# Start of Selected passage
The events underlying this case date from 1972, when respondent and a companion entered Hickam Air Force Base (Hickam) in Hawaii ostensibly to present a letter to the commanding officer. Instead, they obtained access to secret Air Force documents and destroyed the documents by pouring animal blood on them. For these acts, respondent was convicted of conspiracy to injure Government property in violation of 18 U.S.C. 371, 1361. Respondent also received a "bar letter" from the Commander of Hickam informing him that he was forbidden to "reenter the confines of this installation without the written permission of the Commander or an officer designated by him to issue a permit of reentry." App. 43; cf. Greer v. Spock, 424 U.S. 828, 838 (1976). The bar letter directed respondent to 18 U.S.C. 1382 and quoted the statute, which provides:
Respondent entered Hickam again on May 16, 1981, during the base's annual open house for Armed Forces Day. On that day, members of the public, who ordinarily can enter Hickam only with permission, are allowed to enter portions of the base to view displays of aircraft and other military equipment and to enjoy entertainment provided by military and nonmilitary performers. Press releases issued by the base declared that "[w]hile Hickam is normally a closed base, the gates will be open to the public for this 32nd Annual Armed Forces Day Open House." Id., at 45. Radio announcements similarly proclaimed that "the public is invited and it's all free." Id., at 48.
With four friends, respondent attended the open house in order to engage in a peaceful demonstration criticizing the nuclear arms race. Id., at 27-28. His companions gathered in front of a B-52 bomber display, unfurled a banner reading "Carnival of Death," and passed out leaflets. Respondent took photographs of the displays and did not disrupt the activities of the open house. The Commander of Hickam summoned Major Jones, the Chief of Security Police at the [472 U.S. 675, 679] base, and told him to have the individuals cease their demonstration. Id., at 9. Before respondent was approached by military police, the Commander further informed Major Jones that he believed one of the individuals involved in the demonstration had been barred from Hickam. Id., at 9-10, 13-14. Respondent and his companions were apprehended and escorted off the base.
An information filed on July 1, 1981, charged respondent with violating 1382 because on May 16, 1981, he "unlawfully and knowingly" reentered Hickam Air Force Base "after [he] had previously been ordered not to reenter by an officer in command." Id., at 3. Respondent was convicted after a bench trial and sentenced to three months' imprisonment. Id., at 1. On appeal, respondent challenged his conviction on three grounds. 710 F.2d, at 1413. First, he argued that he had written permission to reenter based on the advertisements inviting the public to attend the open house. Second, respondent contended that the 9-year-old bar letter was ineffective because it violated due process. Finally, he argued that his presence at Hickam during the open house was protected by the First Amendment. The Court of Appeals rejected respondent's first argument and found it unnecessary to consider the due process arguments. Id., at 1413, 1417. The conviction must be reversed, the Court of Appeals held, because Hickam had been transformed into a temporary public forum during the open house, and the military could not exclude respondent from such a forum. Id., at 1417.
# End of Selected passage
### Goal 1
Filter the records and copy every line that contains the string "Фильтры".
The court opinion and the records have no connection to each other.
# Start of Records for processing
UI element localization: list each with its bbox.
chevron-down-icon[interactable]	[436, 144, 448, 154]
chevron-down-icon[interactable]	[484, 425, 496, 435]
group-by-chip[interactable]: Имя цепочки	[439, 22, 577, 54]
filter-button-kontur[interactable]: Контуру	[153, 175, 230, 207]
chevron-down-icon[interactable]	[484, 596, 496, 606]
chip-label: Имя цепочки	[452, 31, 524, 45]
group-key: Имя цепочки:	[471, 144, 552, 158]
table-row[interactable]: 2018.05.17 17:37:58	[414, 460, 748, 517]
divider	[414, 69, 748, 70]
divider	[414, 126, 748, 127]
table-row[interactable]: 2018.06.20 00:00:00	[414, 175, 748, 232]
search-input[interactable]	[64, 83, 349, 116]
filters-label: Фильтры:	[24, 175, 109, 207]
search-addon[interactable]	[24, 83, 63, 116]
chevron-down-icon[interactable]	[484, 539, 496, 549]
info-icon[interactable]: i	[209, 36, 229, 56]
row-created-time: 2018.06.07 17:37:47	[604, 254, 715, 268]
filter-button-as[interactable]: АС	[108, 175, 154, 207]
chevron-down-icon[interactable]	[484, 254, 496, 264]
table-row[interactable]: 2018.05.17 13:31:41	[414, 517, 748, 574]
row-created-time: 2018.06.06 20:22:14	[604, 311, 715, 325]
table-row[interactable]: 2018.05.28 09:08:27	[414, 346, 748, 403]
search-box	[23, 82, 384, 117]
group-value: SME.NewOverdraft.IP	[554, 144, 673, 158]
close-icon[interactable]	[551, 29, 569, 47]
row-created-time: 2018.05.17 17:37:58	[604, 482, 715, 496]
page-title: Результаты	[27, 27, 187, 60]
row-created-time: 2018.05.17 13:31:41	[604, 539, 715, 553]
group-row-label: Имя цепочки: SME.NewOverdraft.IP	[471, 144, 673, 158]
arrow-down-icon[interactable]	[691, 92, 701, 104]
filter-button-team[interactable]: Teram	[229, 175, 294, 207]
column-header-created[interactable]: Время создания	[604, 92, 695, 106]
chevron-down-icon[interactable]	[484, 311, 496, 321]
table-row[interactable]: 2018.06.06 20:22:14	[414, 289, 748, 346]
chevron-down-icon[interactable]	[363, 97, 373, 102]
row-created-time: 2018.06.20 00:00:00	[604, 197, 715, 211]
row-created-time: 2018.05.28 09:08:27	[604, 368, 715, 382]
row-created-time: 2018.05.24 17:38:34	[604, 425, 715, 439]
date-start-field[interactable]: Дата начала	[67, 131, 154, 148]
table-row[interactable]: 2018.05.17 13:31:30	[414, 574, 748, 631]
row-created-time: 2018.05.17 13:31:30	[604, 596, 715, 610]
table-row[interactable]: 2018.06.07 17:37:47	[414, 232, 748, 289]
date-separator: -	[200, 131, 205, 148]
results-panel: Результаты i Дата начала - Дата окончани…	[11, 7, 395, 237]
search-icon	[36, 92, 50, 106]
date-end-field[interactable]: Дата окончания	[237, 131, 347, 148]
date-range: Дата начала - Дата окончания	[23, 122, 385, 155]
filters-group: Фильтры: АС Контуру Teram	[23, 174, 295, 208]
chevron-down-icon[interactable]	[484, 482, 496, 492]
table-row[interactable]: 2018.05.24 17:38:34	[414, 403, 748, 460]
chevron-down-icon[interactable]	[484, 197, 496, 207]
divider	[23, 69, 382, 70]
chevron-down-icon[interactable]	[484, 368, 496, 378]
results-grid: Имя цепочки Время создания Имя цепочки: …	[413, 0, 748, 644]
# End of Records for processing
### Goal 2
Write out the court opinion word for word, everything from "With four friends, respondent" down to "off the base.".

### Full answer 1
filters-label: Фильтры:	[24, 175, 109, 207]
filters-group: Фильтры: АС Контуру Teram	[23, 174, 295, 208]

### Full answer 2
With four friends, respondent attended the open house in order to engage in a peaceful demonstration criticizing the nuclear arms race. Id., at 27-28. His companions gathered in front of a B-52 bomber display, unfurled a banner reading "Carnival of Death," and passed out leaflets. Respondent took photographs of the displays and did not disrupt the activities of the open house. The Commander of Hickam summoned Major Jones, the Chief of Security Police at the [472 U.S. 675, 679] base, and told him to have the individuals cease their demonstration. Id., at 9. Before respondent was approached by military police, the Commander further informed Major Jones that he believed one of the individuals involved in the demonstration had been barred from Hickam. Id., at 9-10, 13-14. Respondent and his companions were apprehended and escorted off the base.